» **WHAT THIS TASK INVOLVES**: Restate the records that follow word for word; no pictures should appear.

▼

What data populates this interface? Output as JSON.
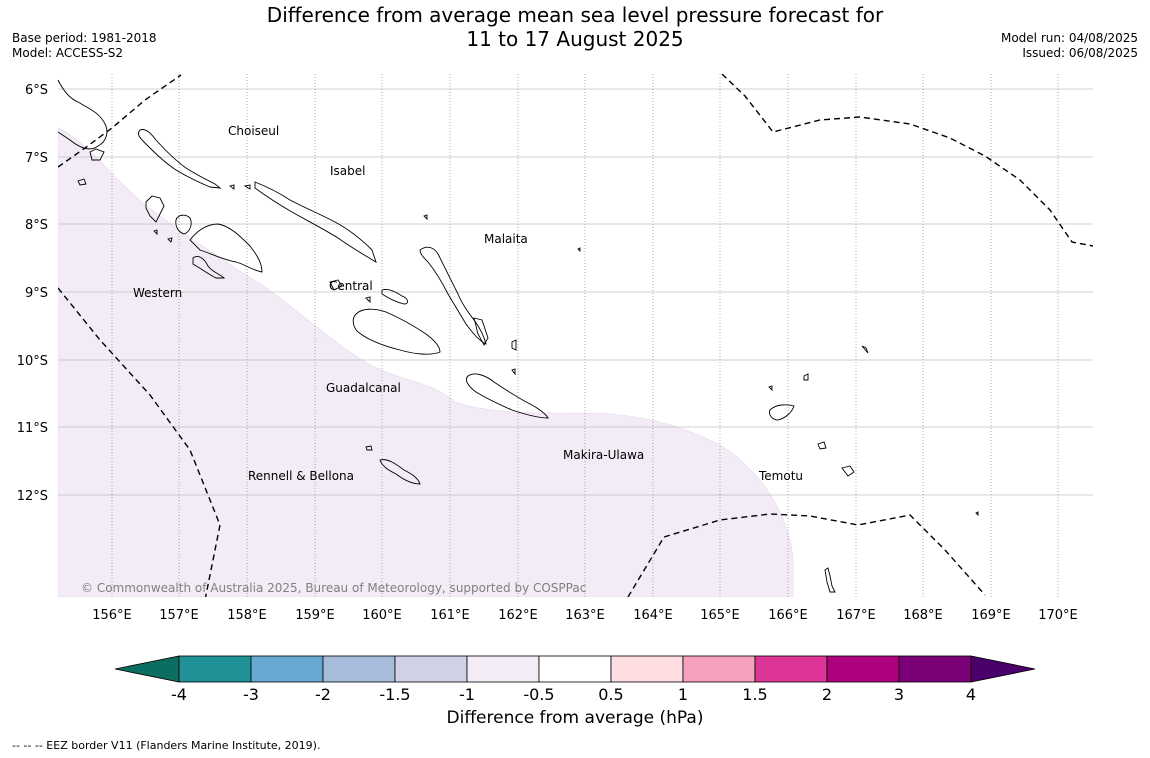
{
  "title": {
    "line1": "Difference from average mean sea level pressure forecast for",
    "line2": "11 to 17 August 2025"
  },
  "meta_left": {
    "base_period": "Base period: 1981-2018",
    "model": "Model: ACCESS-S2"
  },
  "meta_right": {
    "model_run": "Model run: 04/08/2025",
    "issued": "Issued: 06/08/2025"
  },
  "map": {
    "lat_labels": [
      "6°S",
      "7°S",
      "8°S",
      "9°S",
      "10°S",
      "11°S",
      "12°S"
    ],
    "lon_labels": [
      "156°E",
      "157°E",
      "158°E",
      "159°E",
      "160°E",
      "161°E",
      "162°E",
      "163°E",
      "164°E",
      "165°E",
      "166°E",
      "167°E",
      "168°E",
      "169°E",
      "170°E"
    ],
    "regions": [
      "Choiseul",
      "Isabel",
      "Malaita",
      "Western",
      "Central",
      "Guadalcanal",
      "Makira-Ulawa",
      "Rennell & Bellona",
      "Temotu"
    ],
    "anomaly_fill_color": "#f3ebf5",
    "copyright": "© Commonwealth of Australia 2025, Bureau of Meteorology, supported by COSPPac"
  },
  "colorbar": {
    "colors": [
      "#0c6e60",
      "#1f9197",
      "#67a8d1",
      "#a7bbdb",
      "#d0d1e6",
      "#f3ebf5",
      "#ffffff",
      "#fddddf",
      "#f7a1bd",
      "#dd3497",
      "#ae017e",
      "#7a0177",
      "#49006a"
    ],
    "tick_labels": [
      "-4",
      "-3",
      "-2",
      "-1.5",
      "-1",
      "-0.5",
      "0.5",
      "1",
      "1.5",
      "2",
      "3",
      "4"
    ],
    "label": "Difference from average (hPa)"
  },
  "legend_note": "-- -- -- EEZ border V11 (Flanders Marine Institute, 2019)."
}
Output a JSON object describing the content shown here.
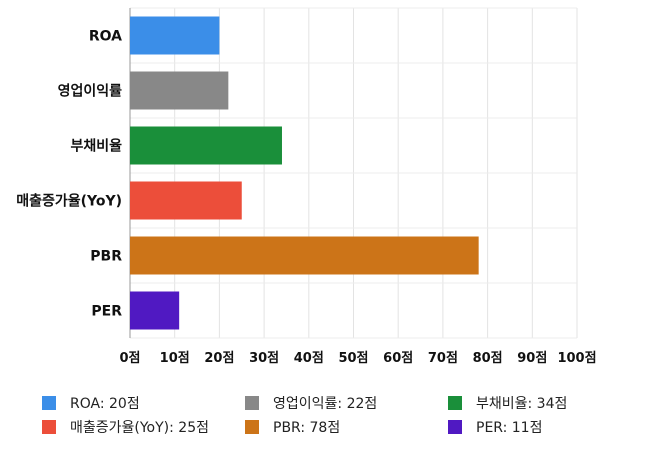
{
  "chart_data": {
    "type": "bar",
    "orientation": "horizontal",
    "categories": [
      "ROA",
      "영업이익률",
      "부채비율",
      "매출증가율(YoY)",
      "PBR",
      "PER"
    ],
    "values": [
      20,
      22,
      34,
      25,
      78,
      11
    ],
    "colors": [
      "#3b8ee8",
      "#888888",
      "#1a8f3a",
      "#ec4e3a",
      "#cc7418",
      "#5019c2"
    ],
    "xlim": [
      0,
      100
    ],
    "x_ticks": [
      0,
      10,
      20,
      30,
      40,
      50,
      60,
      70,
      80,
      90,
      100
    ],
    "x_tick_labels": [
      "0점",
      "10점",
      "20점",
      "30점",
      "40점",
      "50점",
      "60점",
      "70점",
      "80점",
      "90점",
      "100점"
    ],
    "grid": true,
    "legend": {
      "placement": "bottom",
      "entries": [
        {
          "label": "ROA: 20점",
          "color": "#3b8ee8"
        },
        {
          "label": "영업이익률: 22점",
          "color": "#888888"
        },
        {
          "label": "부채비율: 34점",
          "color": "#1a8f3a"
        },
        {
          "label": "매출증가율(YoY): 25점",
          "color": "#ec4e3a"
        },
        {
          "label": "PBR: 78점",
          "color": "#cc7418"
        },
        {
          "label": "PER: 11점",
          "color": "#5019c2"
        }
      ]
    }
  }
}
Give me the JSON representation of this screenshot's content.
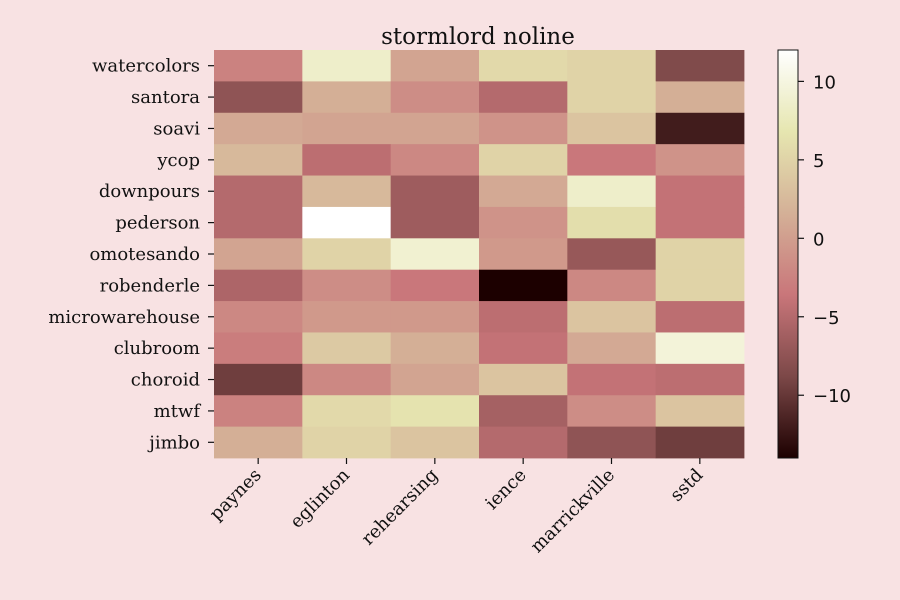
{
  "chart_data": {
    "type": "heatmap",
    "title": "stormlord noline",
    "xlabel": "",
    "ylabel": "",
    "x_categories": [
      "paynes",
      "eglinton",
      "rehearsing",
      "ience",
      "marrickville",
      "sstd"
    ],
    "y_categories": [
      "watercolors",
      "santora",
      "soavi",
      "ycop",
      "downpours",
      "pederson",
      "omotesando",
      "robenderle",
      "microwarehouse",
      "clubroom",
      "choroid",
      "mtwf",
      "jimbo"
    ],
    "values": [
      [
        -2.5,
        8.5,
        0.5,
        5.5,
        5.0,
        -8.5
      ],
      [
        -7.5,
        1.5,
        -1.5,
        -5.0,
        5.0,
        1.5
      ],
      [
        1.0,
        0.5,
        0.5,
        -1.0,
        3.5,
        -12.0
      ],
      [
        2.5,
        -4.5,
        -2.0,
        5.0,
        -3.5,
        -1.0
      ],
      [
        -5.0,
        2.5,
        -6.5,
        1.0,
        8.5,
        -4.0
      ],
      [
        -5.0,
        12.0,
        -6.5,
        -1.0,
        6.0,
        -4.0
      ],
      [
        0.5,
        5.0,
        9.0,
        -0.5,
        -7.0,
        5.0
      ],
      [
        -5.5,
        -1.5,
        -3.5,
        -14.0,
        -2.0,
        5.0
      ],
      [
        -2.0,
        -0.5,
        -0.5,
        -4.5,
        3.5,
        -4.5
      ],
      [
        -3.0,
        4.0,
        1.5,
        -4.0,
        1.0,
        9.5
      ],
      [
        -9.5,
        -2.0,
        0.5,
        3.5,
        -4.0,
        -4.5
      ],
      [
        -2.5,
        5.5,
        6.5,
        -6.0,
        -1.5,
        3.5
      ],
      [
        1.5,
        5.0,
        3.5,
        -5.0,
        -7.5,
        -9.5
      ]
    ],
    "colorbar": {
      "vmin": -14.0,
      "vmax": 12.0,
      "ticks": [
        10,
        5,
        0,
        -5,
        -10
      ],
      "tick_labels": [
        "10",
        "5",
        "0",
        "−5",
        "−10"
      ]
    },
    "grid": false,
    "colors": {
      "background": "#f8e2e3",
      "colormap_stops": [
        "#1c0000",
        "#7c4848",
        "#c9767a",
        "#d4b097",
        "#e6e6b0",
        "#ffffff"
      ]
    }
  }
}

▲

» **FULL SOLUTION**:
What data populates this interface? Output as JSON.
{
  "title": {
    "line1": "Difference from average mean sea level pressure forecast for",
    "line2": "11 to 17 August 2025"
  },
  "meta_left": {
    "base_period": "Base period: 1981-2018",
    "model": "Model: ACCESS-S2"
  },
  "meta_right": {
    "model_run": "Model run: 04/08/2025",
    "issued": "Issued: 06/08/2025"
  },
  "map": {
    "lat_labels": [
      "6°S",
      "7°S",
      "8°S",
      "9°S",
      "10°S",
      "11°S",
      "12°S"
    ],
    "lon_labels": [
      "156°E",
      "157°E",
      "158°E",
      "159°E",
      "160°E",
      "161°E",
      "162°E",
      "163°E",
      "164°E",
      "165°E",
      "166°E",
      "167°E",
      "168°E",
      "169°E",
      "170°E"
    ],
    "regions": [
      "Choiseul",
      "Isabel",
      "Malaita",
      "Western",
      "Central",
      "Guadalcanal",
      "Makira-Ulawa",
      "Rennell & Bellona",
      "Temotu"
    ],
    "anomaly_fill_color": "#f3ebf5",
    "copyright": "© Commonwealth of Australia 2025, Bureau of Meteorology, supported by COSPPac"
  },
  "colorbar": {
    "colors": [
      "#0c6e60",
      "#1f9197",
      "#67a8d1",
      "#a7bbdb",
      "#d0d1e6",
      "#f3ebf5",
      "#ffffff",
      "#fddddf",
      "#f7a1bd",
      "#dd3497",
      "#ae017e",
      "#7a0177",
      "#49006a"
    ],
    "tick_labels": [
      "-4",
      "-3",
      "-2",
      "-1.5",
      "-1",
      "-0.5",
      "0.5",
      "1",
      "1.5",
      "2",
      "3",
      "4"
    ],
    "label": "Difference from average (hPa)"
  },
  "legend_note": "-- -- -- EEZ border V11 (Flanders Marine Institute, 2019)."
}
Output a JSON object describing the content shown here.
{
  "chart_data": {
    "type": "bar",
    "orientation": "horizontal",
    "categories": [
      "ROA",
      "영업이익률",
      "부채비율",
      "매출증가율(YoY)",
      "PBR",
      "PER"
    ],
    "values": [
      20,
      22,
      34,
      25,
      78,
      11
    ],
    "colors": [
      "#3b8ee8",
      "#888888",
      "#1a8f3a",
      "#ec4e3a",
      "#cc7418",
      "#5019c2"
    ],
    "xlim": [
      0,
      100
    ],
    "x_ticks": [
      0,
      10,
      20,
      30,
      40,
      50,
      60,
      70,
      80,
      90,
      100
    ],
    "x_tick_labels": [
      "0점",
      "10점",
      "20점",
      "30점",
      "40점",
      "50점",
      "60점",
      "70점",
      "80점",
      "90점",
      "100점"
    ],
    "grid": true,
    "legend": {
      "placement": "bottom",
      "entries": [
        {
          "label": "ROA: 20점",
          "color": "#3b8ee8"
        },
        {
          "label": "영업이익률: 22점",
          "color": "#888888"
        },
        {
          "label": "부채비율: 34점",
          "color": "#1a8f3a"
        },
        {
          "label": "매출증가율(YoY): 25점",
          "color": "#ec4e3a"
        },
        {
          "label": "PBR: 78점",
          "color": "#cc7418"
        },
        {
          "label": "PER: 11점",
          "color": "#5019c2"
        }
      ]
    }
  }
}
Give me the JSON representation of this screenshot's content.
{
  "chart_data": {
    "type": "heatmap",
    "title": "stormlord noline",
    "xlabel": "",
    "ylabel": "",
    "x_categories": [
      "paynes",
      "eglinton",
      "rehearsing",
      "ience",
      "marrickville",
      "sstd"
    ],
    "y_categories": [
      "watercolors",
      "santora",
      "soavi",
      "ycop",
      "downpours",
      "pederson",
      "omotesando",
      "robenderle",
      "microwarehouse",
      "clubroom",
      "choroid",
      "mtwf",
      "jimbo"
    ],
    "values": [
      [
        -2.5,
        8.5,
        0.5,
        5.5,
        5.0,
        -8.5
      ],
      [
        -7.5,
        1.5,
        -1.5,
        -5.0,
        5.0,
        1.5
      ],
      [
        1.0,
        0.5,
        0.5,
        -1.0,
        3.5,
        -12.0
      ],
      [
        2.5,
        -4.5,
        -2.0,
        5.0,
        -3.5,
        -1.0
      ],
      [
        -5.0,
        2.5,
        -6.5,
        1.0,
        8.5,
        -4.0
      ],
      [
        -5.0,
        12.0,
        -6.5,
        -1.0,
        6.0,
        -4.0
      ],
      [
        0.5,
        5.0,
        9.0,
        -0.5,
        -7.0,
        5.0
      ],
      [
        -5.5,
        -1.5,
        -3.5,
        -14.0,
        -2.0,
        5.0
      ],
      [
        -2.0,
        -0.5,
        -0.5,
        -4.5,
        3.5,
        -4.5
      ],
      [
        -3.0,
        4.0,
        1.5,
        -4.0,
        1.0,
        9.5
      ],
      [
        -9.5,
        -2.0,
        0.5,
        3.5,
        -4.0,
        -4.5
      ],
      [
        -2.5,
        5.5,
        6.5,
        -6.0,
        -1.5,
        3.5
      ],
      [
        1.5,
        5.0,
        3.5,
        -5.0,
        -7.5,
        -9.5
      ]
    ],
    "colorbar": {
      "vmin": -14.0,
      "vmax": 12.0,
      "ticks": [
        10,
        5,
        0,
        -5,
        -10
      ],
      "tick_labels": [
        "10",
        "5",
        "0",
        "−5",
        "−10"
      ]
    },
    "grid": false,
    "colors": {
      "background": "#f8e2e3",
      "colormap_stops": [
        "#1c0000",
        "#7c4848",
        "#c9767a",
        "#d4b097",
        "#e6e6b0",
        "#ffffff"
      ]
    }
  }
}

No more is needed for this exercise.